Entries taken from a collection
###
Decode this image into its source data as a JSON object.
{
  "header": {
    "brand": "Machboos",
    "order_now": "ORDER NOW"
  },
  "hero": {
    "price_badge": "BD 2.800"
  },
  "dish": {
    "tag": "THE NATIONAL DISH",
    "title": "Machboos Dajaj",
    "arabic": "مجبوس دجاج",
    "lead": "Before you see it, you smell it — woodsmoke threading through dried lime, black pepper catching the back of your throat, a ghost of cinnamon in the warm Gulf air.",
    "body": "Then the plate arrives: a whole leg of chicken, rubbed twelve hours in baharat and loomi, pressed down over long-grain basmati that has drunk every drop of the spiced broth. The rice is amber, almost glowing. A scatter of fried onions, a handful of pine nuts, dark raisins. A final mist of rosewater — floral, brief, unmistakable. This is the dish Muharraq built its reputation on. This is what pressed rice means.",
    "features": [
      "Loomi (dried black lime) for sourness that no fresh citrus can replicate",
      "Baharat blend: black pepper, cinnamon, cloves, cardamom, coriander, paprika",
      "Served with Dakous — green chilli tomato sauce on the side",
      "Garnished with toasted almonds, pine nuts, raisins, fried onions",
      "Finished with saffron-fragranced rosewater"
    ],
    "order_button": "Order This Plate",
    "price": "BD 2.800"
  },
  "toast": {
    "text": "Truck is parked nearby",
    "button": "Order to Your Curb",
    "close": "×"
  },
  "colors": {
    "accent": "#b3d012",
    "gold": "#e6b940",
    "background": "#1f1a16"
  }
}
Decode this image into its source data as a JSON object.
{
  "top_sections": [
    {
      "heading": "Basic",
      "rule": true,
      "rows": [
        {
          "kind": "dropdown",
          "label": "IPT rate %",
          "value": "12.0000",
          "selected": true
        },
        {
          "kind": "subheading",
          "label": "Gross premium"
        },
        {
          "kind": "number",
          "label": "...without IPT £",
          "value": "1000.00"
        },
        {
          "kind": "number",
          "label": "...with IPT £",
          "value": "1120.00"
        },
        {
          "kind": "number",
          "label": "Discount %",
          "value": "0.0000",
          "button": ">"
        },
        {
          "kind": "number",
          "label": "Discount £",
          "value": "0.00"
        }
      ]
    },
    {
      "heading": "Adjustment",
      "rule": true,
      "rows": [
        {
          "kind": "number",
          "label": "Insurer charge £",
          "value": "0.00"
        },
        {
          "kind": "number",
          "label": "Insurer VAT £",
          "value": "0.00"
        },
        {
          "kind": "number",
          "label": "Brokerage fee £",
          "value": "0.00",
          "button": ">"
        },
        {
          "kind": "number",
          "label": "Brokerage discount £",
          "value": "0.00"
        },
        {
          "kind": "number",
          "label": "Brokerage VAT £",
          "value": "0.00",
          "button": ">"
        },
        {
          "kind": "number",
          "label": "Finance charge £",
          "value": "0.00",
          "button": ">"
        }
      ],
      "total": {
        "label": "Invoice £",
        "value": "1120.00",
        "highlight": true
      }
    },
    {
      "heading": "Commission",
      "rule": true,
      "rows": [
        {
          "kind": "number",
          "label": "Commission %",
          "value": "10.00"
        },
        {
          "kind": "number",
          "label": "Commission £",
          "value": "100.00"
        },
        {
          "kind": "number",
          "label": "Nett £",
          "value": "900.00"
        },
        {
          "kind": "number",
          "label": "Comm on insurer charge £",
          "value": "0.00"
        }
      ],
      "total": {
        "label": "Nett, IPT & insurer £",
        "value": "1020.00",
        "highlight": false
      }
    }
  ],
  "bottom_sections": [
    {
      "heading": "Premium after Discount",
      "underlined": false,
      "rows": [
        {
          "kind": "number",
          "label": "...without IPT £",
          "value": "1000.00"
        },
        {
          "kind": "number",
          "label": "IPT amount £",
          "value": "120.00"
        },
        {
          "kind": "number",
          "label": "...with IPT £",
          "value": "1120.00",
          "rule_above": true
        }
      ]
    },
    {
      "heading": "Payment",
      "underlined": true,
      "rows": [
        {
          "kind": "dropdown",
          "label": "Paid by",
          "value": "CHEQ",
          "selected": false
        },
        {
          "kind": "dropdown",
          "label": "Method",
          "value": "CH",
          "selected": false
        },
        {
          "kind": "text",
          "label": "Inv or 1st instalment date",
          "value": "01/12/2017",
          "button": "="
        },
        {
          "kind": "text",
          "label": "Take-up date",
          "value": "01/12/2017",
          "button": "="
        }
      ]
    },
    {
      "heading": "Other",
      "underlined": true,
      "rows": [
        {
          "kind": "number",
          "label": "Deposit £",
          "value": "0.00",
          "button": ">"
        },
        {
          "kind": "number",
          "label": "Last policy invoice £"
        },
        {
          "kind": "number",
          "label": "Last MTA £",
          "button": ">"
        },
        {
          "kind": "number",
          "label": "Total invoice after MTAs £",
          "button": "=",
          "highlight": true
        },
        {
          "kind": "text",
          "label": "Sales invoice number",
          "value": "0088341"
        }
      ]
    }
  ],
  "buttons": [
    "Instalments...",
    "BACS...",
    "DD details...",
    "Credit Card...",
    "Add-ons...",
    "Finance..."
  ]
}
###
STATED GOAL> Word for word, write out all of the data above.

SOLUTION>
Decode this image into its source data as a JSON object.
{
  "header": {
    "brand": "Machboos",
    "order_now": "ORDER NOW"
  },
  "hero": {
    "price_badge": "BD 2.800"
  },
  "dish": {
    "tag": "THE NATIONAL DISH",
    "title": "Machboos Dajaj",
    "arabic": "مجبوس دجاج",
    "lead": "Before you see it, you smell it — woodsmoke threading through dried lime, black pepper catching the back of your throat, a ghost of cinnamon in the warm Gulf air.",
    "body": "Then the plate arrives: a whole leg of chicken, rubbed twelve hours in baharat and loomi, pressed down over long-grain basmati that has drunk every drop of the spiced broth. The rice is amber, almost glowing. A scatter of fried onions, a handful of pine nuts, dark raisins. A final mist of rosewater — floral, brief, unmistakable. This is the dish Muharraq built its reputation on. This is what pressed rice means.",
    "features": [
      "Loomi (dried black lime) for sourness that no fresh citrus can replicate",
      "Baharat blend: black pepper, cinnamon, cloves, cardamom, coriander, paprika",
      "Served with Dakous — green chilli tomato sauce on the side",
      "Garnished with toasted almonds, pine nuts, raisins, fried onions",
      "Finished with saffron-fragranced rosewater"
    ],
    "order_button": "Order This Plate",
    "price": "BD 2.800"
  },
  "toast": {
    "text": "Truck is parked nearby",
    "button": "Order to Your Curb",
    "close": "×"
  },
  "colors": {
    "accent": "#b3d012",
    "gold": "#e6b940",
    "background": "#1f1a16"
  }
}
Decode this image into its source data as a JSON object.
{
  "top_sections": [
    {
      "heading": "Basic",
      "rule": true,
      "rows": [
        {
          "kind": "dropdown",
          "label": "IPT rate %",
          "value": "12.0000",
          "selected": true
        },
        {
          "kind": "subheading",
          "label": "Gross premium"
        },
        {
          "kind": "number",
          "label": "...without IPT £",
          "value": "1000.00"
        },
        {
          "kind": "number",
          "label": "...with IPT £",
          "value": "1120.00"
        },
        {
          "kind": "number",
          "label": "Discount %",
          "value": "0.0000",
          "button": ">"
        },
        {
          "kind": "number",
          "label": "Discount £",
          "value": "0.00"
        }
      ]
    },
    {
      "heading": "Adjustment",
      "rule": true,
      "rows": [
        {
          "kind": "number",
          "label": "Insurer charge £",
          "value": "0.00"
        },
        {
          "kind": "number",
          "label": "Insurer VAT £",
          "value": "0.00"
        },
        {
          "kind": "number",
          "label": "Brokerage fee £",
          "value": "0.00",
          "button": ">"
        },
        {
          "kind": "number",
          "label": "Brokerage discount £",
          "value": "0.00"
        },
        {
          "kind": "number",
          "label": "Brokerage VAT £",
          "value": "0.00",
          "button": ">"
        },
        {
          "kind": "number",
          "label": "Finance charge £",
          "value": "0.00",
          "button": ">"
        }
      ],
      "total": {
        "label": "Invoice £",
        "value": "1120.00",
        "highlight": true
      }
    },
    {
      "heading": "Commission",
      "rule": true,
      "rows": [
        {
          "kind": "number",
          "label": "Commission %",
          "value": "10.00"
        },
        {
          "kind": "number",
          "label": "Commission £",
          "value": "100.00"
        },
        {
          "kind": "number",
          "label": "Nett £",
          "value": "900.00"
        },
        {
          "kind": "number",
          "label": "Comm on insurer charge £",
          "value": "0.00"
        }
      ],
      "total": {
        "label": "Nett, IPT & insurer £",
        "value": "1020.00",
        "highlight": false
      }
    }
  ],
  "bottom_sections": [
    {
      "heading": "Premium after Discount",
      "underlined": false,
      "rows": [
        {
          "kind": "number",
          "label": "...without IPT £",
          "value": "1000.00"
        },
        {
          "kind": "number",
          "label": "IPT amount £",
          "value": "120.00"
        },
        {
          "kind": "number",
          "label": "...with IPT £",
          "value": "1120.00",
          "rule_above": true
        }
      ]
    },
    {
      "heading": "Payment",
      "underlined": true,
      "rows": [
        {
          "kind": "dropdown",
          "label": "Paid by",
          "value": "CHEQ",
          "selected": false
        },
        {
          "kind": "dropdown",
          "label": "Method",
          "value": "CH",
          "selected": false
        },
        {
          "kind": "text",
          "label": "Inv or 1st instalment date",
          "value": "01/12/2017",
          "button": "="
        },
        {
          "kind": "text",
          "label": "Take-up date",
          "value": "01/12/2017",
          "button": "="
        }
      ]
    },
    {
      "heading": "Other",
      "underlined": true,
      "rows": [
        {
          "kind": "number",
          "label": "Deposit £",
          "value": "0.00",
          "button": ">"
        },
        {
          "kind": "number",
          "label": "Last policy invoice £"
        },
        {
          "kind": "number",
          "label": "Last MTA £",
          "button": ">"
        },
        {
          "kind": "number",
          "label": "Total invoice after MTAs £",
          "button": "=",
          "highlight": true
        },
        {
          "kind": "text",
          "label": "Sales invoice number",
          "value": "0088341"
        }
      ]
    }
  ],
  "buttons": [
    "Instalments...",
    "BACS...",
    "DD details...",
    "Credit Card...",
    "Add-ons...",
    "Finance..."
  ]
}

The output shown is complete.